Structured figure records:

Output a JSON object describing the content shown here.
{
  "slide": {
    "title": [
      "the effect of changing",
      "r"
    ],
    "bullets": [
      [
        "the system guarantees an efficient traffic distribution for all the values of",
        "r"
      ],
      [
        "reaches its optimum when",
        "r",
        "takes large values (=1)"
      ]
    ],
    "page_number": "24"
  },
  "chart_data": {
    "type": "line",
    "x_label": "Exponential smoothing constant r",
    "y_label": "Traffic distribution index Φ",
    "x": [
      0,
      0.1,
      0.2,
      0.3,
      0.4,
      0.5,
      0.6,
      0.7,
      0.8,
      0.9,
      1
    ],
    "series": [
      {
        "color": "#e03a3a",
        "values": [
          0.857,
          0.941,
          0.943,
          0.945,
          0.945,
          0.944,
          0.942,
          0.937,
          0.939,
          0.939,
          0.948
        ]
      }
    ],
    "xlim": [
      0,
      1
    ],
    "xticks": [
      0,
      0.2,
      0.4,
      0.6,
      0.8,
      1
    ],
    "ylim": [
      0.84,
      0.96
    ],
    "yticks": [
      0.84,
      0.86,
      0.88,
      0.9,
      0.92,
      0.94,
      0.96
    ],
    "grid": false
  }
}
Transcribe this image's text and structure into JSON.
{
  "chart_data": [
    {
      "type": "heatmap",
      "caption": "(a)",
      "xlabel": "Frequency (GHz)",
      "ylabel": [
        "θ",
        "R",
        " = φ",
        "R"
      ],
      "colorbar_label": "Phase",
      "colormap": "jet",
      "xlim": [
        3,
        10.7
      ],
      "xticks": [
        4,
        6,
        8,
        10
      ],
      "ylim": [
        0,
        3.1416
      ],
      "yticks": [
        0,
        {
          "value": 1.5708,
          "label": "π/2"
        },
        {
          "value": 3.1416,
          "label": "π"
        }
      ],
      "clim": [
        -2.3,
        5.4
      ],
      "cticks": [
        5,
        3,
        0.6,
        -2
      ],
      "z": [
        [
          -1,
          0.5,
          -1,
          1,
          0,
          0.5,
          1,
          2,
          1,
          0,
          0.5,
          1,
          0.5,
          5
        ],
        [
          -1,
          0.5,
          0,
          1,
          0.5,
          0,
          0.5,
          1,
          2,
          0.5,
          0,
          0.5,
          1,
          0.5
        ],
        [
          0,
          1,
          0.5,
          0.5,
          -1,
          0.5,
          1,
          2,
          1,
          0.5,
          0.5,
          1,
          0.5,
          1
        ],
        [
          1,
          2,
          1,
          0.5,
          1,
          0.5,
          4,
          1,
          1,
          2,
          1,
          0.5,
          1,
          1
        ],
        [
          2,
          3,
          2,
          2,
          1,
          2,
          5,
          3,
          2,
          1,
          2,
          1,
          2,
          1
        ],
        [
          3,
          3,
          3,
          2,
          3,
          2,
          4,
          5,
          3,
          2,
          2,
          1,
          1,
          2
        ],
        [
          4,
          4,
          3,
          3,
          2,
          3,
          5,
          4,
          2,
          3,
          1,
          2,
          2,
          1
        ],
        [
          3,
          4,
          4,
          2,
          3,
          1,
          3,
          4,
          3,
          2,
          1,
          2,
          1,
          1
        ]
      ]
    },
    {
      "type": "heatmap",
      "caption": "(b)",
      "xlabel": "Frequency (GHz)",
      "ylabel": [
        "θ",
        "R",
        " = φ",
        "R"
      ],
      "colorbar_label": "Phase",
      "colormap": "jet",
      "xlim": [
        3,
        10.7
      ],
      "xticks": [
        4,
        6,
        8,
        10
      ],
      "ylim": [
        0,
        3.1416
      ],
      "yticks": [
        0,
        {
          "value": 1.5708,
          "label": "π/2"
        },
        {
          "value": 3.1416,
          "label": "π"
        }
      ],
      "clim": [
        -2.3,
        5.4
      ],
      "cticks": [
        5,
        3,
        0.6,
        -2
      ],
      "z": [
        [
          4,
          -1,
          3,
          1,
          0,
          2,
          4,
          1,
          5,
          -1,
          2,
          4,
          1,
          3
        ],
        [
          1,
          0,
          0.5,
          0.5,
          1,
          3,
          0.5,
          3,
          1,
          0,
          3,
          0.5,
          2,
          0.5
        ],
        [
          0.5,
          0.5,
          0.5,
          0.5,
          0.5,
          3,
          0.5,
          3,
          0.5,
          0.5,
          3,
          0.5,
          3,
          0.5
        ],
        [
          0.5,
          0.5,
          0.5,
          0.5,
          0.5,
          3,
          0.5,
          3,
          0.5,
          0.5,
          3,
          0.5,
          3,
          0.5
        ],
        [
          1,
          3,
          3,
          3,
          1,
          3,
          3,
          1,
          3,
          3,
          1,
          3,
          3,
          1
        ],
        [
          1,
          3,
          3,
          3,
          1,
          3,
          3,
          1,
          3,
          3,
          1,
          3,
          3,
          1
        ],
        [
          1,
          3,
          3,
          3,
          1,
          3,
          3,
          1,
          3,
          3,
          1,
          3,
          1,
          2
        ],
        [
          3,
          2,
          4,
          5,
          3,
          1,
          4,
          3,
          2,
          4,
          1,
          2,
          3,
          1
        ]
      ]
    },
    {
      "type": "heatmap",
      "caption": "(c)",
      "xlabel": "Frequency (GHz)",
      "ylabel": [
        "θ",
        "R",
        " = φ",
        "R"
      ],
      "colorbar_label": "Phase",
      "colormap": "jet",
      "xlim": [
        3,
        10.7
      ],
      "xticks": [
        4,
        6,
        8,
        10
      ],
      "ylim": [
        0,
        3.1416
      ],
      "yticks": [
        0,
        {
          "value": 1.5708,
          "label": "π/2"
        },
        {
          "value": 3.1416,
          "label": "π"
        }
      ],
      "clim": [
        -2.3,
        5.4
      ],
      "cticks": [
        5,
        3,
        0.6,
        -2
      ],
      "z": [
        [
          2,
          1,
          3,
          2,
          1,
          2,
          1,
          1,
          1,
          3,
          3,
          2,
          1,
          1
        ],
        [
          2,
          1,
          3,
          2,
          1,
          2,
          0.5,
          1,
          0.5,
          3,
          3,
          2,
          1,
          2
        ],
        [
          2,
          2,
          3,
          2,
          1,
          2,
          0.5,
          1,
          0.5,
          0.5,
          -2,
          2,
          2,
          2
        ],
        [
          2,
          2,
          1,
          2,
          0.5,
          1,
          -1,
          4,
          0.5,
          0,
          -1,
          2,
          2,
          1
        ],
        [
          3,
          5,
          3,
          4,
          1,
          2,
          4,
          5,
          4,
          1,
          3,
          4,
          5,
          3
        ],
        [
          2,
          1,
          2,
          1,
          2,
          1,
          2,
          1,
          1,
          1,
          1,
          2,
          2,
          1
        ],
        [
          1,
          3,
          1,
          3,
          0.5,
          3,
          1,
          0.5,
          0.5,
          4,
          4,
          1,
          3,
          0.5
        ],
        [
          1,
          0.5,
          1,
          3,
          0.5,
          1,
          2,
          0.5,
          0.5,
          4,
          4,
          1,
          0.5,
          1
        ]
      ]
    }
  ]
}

Problem>
Output the data above exactly, please, line for line.

Worked solution>
Output a JSON object describing the content shown here.
{
  "slide": {
    "title": [
      "the effect of changing",
      "r"
    ],
    "bullets": [
      [
        "the system guarantees an efficient traffic distribution for all the values of",
        "r"
      ],
      [
        "reaches its optimum when",
        "r",
        "takes large values (=1)"
      ]
    ],
    "page_number": "24"
  },
  "chart_data": {
    "type": "line",
    "x_label": "Exponential smoothing constant r",
    "y_label": "Traffic distribution index Φ",
    "x": [
      0,
      0.1,
      0.2,
      0.3,
      0.4,
      0.5,
      0.6,
      0.7,
      0.8,
      0.9,
      1
    ],
    "series": [
      {
        "color": "#e03a3a",
        "values": [
          0.857,
          0.941,
          0.943,
          0.945,
          0.945,
          0.944,
          0.942,
          0.937,
          0.939,
          0.939,
          0.948
        ]
      }
    ],
    "xlim": [
      0,
      1
    ],
    "xticks": [
      0,
      0.2,
      0.4,
      0.6,
      0.8,
      1
    ],
    "ylim": [
      0.84,
      0.96
    ],
    "yticks": [
      0.84,
      0.86,
      0.88,
      0.9,
      0.92,
      0.94,
      0.96
    ],
    "grid": false
  }
}
Transcribe this image's text and structure into JSON.
{
  "chart_data": [
    {
      "type": "heatmap",
      "caption": "(a)",
      "xlabel": "Frequency (GHz)",
      "ylabel": [
        "θ",
        "R",
        " = φ",
        "R"
      ],
      "colorbar_label": "Phase",
      "colormap": "jet",
      "xlim": [
        3,
        10.7
      ],
      "xticks": [
        4,
        6,
        8,
        10
      ],
      "ylim": [
        0,
        3.1416
      ],
      "yticks": [
        0,
        {
          "value": 1.5708,
          "label": "π/2"
        },
        {
          "value": 3.1416,
          "label": "π"
        }
      ],
      "clim": [
        -2.3,
        5.4
      ],
      "cticks": [
        5,
        3,
        0.6,
        -2
      ],
      "z": [
        [
          -1,
          0.5,
          -1,
          1,
          0,
          0.5,
          1,
          2,
          1,
          0,
          0.5,
          1,
          0.5,
          5
        ],
        [
          -1,
          0.5,
          0,
          1,
          0.5,
          0,
          0.5,
          1,
          2,
          0.5,
          0,
          0.5,
          1,
          0.5
        ],
        [
          0,
          1,
          0.5,
          0.5,
          -1,
          0.5,
          1,
          2,
          1,
          0.5,
          0.5,
          1,
          0.5,
          1
        ],
        [
          1,
          2,
          1,
          0.5,
          1,
          0.5,
          4,
          1,
          1,
          2,
          1,
          0.5,
          1,
          1
        ],
        [
          2,
          3,
          2,
          2,
          1,
          2,
          5,
          3,
          2,
          1,
          2,
          1,
          2,
          1
        ],
        [
          3,
          3,
          3,
          2,
          3,
          2,
          4,
          5,
          3,
          2,
          2,
          1,
          1,
          2
        ],
        [
          4,
          4,
          3,
          3,
          2,
          3,
          5,
          4,
          2,
          3,
          1,
          2,
          2,
          1
        ],
        [
          3,
          4,
          4,
          2,
          3,
          1,
          3,
          4,
          3,
          2,
          1,
          2,
          1,
          1
        ]
      ]
    },
    {
      "type": "heatmap",
      "caption": "(b)",
      "xlabel": "Frequency (GHz)",
      "ylabel": [
        "θ",
        "R",
        " = φ",
        "R"
      ],
      "colorbar_label": "Phase",
      "colormap": "jet",
      "xlim": [
        3,
        10.7
      ],
      "xticks": [
        4,
        6,
        8,
        10
      ],
      "ylim": [
        0,
        3.1416
      ],
      "yticks": [
        0,
        {
          "value": 1.5708,
          "label": "π/2"
        },
        {
          "value": 3.1416,
          "label": "π"
        }
      ],
      "clim": [
        -2.3,
        5.4
      ],
      "cticks": [
        5,
        3,
        0.6,
        -2
      ],
      "z": [
        [
          4,
          -1,
          3,
          1,
          0,
          2,
          4,
          1,
          5,
          -1,
          2,
          4,
          1,
          3
        ],
        [
          1,
          0,
          0.5,
          0.5,
          1,
          3,
          0.5,
          3,
          1,
          0,
          3,
          0.5,
          2,
          0.5
        ],
        [
          0.5,
          0.5,
          0.5,
          0.5,
          0.5,
          3,
          0.5,
          3,
          0.5,
          0.5,
          3,
          0.5,
          3,
          0.5
        ],
        [
          0.5,
          0.5,
          0.5,
          0.5,
          0.5,
          3,
          0.5,
          3,
          0.5,
          0.5,
          3,
          0.5,
          3,
          0.5
        ],
        [
          1,
          3,
          3,
          3,
          1,
          3,
          3,
          1,
          3,
          3,
          1,
          3,
          3,
          1
        ],
        [
          1,
          3,
          3,
          3,
          1,
          3,
          3,
          1,
          3,
          3,
          1,
          3,
          3,
          1
        ],
        [
          1,
          3,
          3,
          3,
          1,
          3,
          3,
          1,
          3,
          3,
          1,
          3,
          1,
          2
        ],
        [
          3,
          2,
          4,
          5,
          3,
          1,
          4,
          3,
          2,
          4,
          1,
          2,
          3,
          1
        ]
      ]
    },
    {
      "type": "heatmap",
      "caption": "(c)",
      "xlabel": "Frequency (GHz)",
      "ylabel": [
        "θ",
        "R",
        " = φ",
        "R"
      ],
      "colorbar_label": "Phase",
      "colormap": "jet",
      "xlim": [
        3,
        10.7
      ],
      "xticks": [
        4,
        6,
        8,
        10
      ],
      "ylim": [
        0,
        3.1416
      ],
      "yticks": [
        0,
        {
          "value": 1.5708,
          "label": "π/2"
        },
        {
          "value": 3.1416,
          "label": "π"
        }
      ],
      "clim": [
        -2.3,
        5.4
      ],
      "cticks": [
        5,
        3,
        0.6,
        -2
      ],
      "z": [
        [
          2,
          1,
          3,
          2,
          1,
          2,
          1,
          1,
          1,
          3,
          3,
          2,
          1,
          1
        ],
        [
          2,
          1,
          3,
          2,
          1,
          2,
          0.5,
          1,
          0.5,
          3,
          3,
          2,
          1,
          2
        ],
        [
          2,
          2,
          3,
          2,
          1,
          2,
          0.5,
          1,
          0.5,
          0.5,
          -2,
          2,
          2,
          2
        ],
        [
          2,
          2,
          1,
          2,
          0.5,
          1,
          -1,
          4,
          0.5,
          0,
          -1,
          2,
          2,
          1
        ],
        [
          3,
          5,
          3,
          4,
          1,
          2,
          4,
          5,
          4,
          1,
          3,
          4,
          5,
          3
        ],
        [
          2,
          1,
          2,
          1,
          2,
          1,
          2,
          1,
          1,
          1,
          1,
          2,
          2,
          1
        ],
        [
          1,
          3,
          1,
          3,
          0.5,
          3,
          1,
          0.5,
          0.5,
          4,
          4,
          1,
          3,
          0.5
        ],
        [
          1,
          0.5,
          1,
          3,
          0.5,
          1,
          2,
          0.5,
          0.5,
          4,
          4,
          1,
          0.5,
          1
        ]
      ]
    }
  ]
}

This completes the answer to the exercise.